* [Working data]
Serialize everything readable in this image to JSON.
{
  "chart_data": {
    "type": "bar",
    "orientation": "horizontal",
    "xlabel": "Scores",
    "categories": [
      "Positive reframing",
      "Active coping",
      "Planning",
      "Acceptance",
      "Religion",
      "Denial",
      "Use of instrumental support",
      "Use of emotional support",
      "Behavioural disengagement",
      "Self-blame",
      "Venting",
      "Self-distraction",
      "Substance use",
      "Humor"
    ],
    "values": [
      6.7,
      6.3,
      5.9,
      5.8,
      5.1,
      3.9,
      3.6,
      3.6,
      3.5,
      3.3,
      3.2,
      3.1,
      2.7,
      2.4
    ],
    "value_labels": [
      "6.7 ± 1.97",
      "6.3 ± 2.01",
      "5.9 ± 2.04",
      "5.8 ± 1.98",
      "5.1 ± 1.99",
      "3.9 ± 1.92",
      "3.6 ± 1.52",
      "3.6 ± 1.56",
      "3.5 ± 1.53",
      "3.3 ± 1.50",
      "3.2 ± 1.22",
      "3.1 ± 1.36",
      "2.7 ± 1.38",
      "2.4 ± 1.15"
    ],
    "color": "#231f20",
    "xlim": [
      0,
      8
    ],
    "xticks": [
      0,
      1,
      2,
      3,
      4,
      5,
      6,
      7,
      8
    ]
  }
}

* [Goal] Extract all of the material exactly as it is written.

* [Right answer]
Serialize everything readable in this image to JSON.
{
  "chart_data": {
    "type": "bar",
    "orientation": "horizontal",
    "xlabel": "Scores",
    "categories": [
      "Positive reframing",
      "Active coping",
      "Planning",
      "Acceptance",
      "Religion",
      "Denial",
      "Use of instrumental support",
      "Use of emotional support",
      "Behavioural disengagement",
      "Self-blame",
      "Venting",
      "Self-distraction",
      "Substance use",
      "Humor"
    ],
    "values": [
      6.7,
      6.3,
      5.9,
      5.8,
      5.1,
      3.9,
      3.6,
      3.6,
      3.5,
      3.3,
      3.2,
      3.1,
      2.7,
      2.4
    ],
    "value_labels": [
      "6.7 ± 1.97",
      "6.3 ± 2.01",
      "5.9 ± 2.04",
      "5.8 ± 1.98",
      "5.1 ± 1.99",
      "3.9 ± 1.92",
      "3.6 ± 1.52",
      "3.6 ± 1.56",
      "3.5 ± 1.53",
      "3.3 ± 1.50",
      "3.2 ± 1.22",
      "3.1 ± 1.36",
      "2.7 ± 1.38",
      "2.4 ± 1.15"
    ],
    "color": "#231f20",
    "xlim": [
      0,
      8
    ],
    "xticks": [
      0,
      1,
      2,
      3,
      4,
      5,
      6,
      7,
      8
    ]
  }
}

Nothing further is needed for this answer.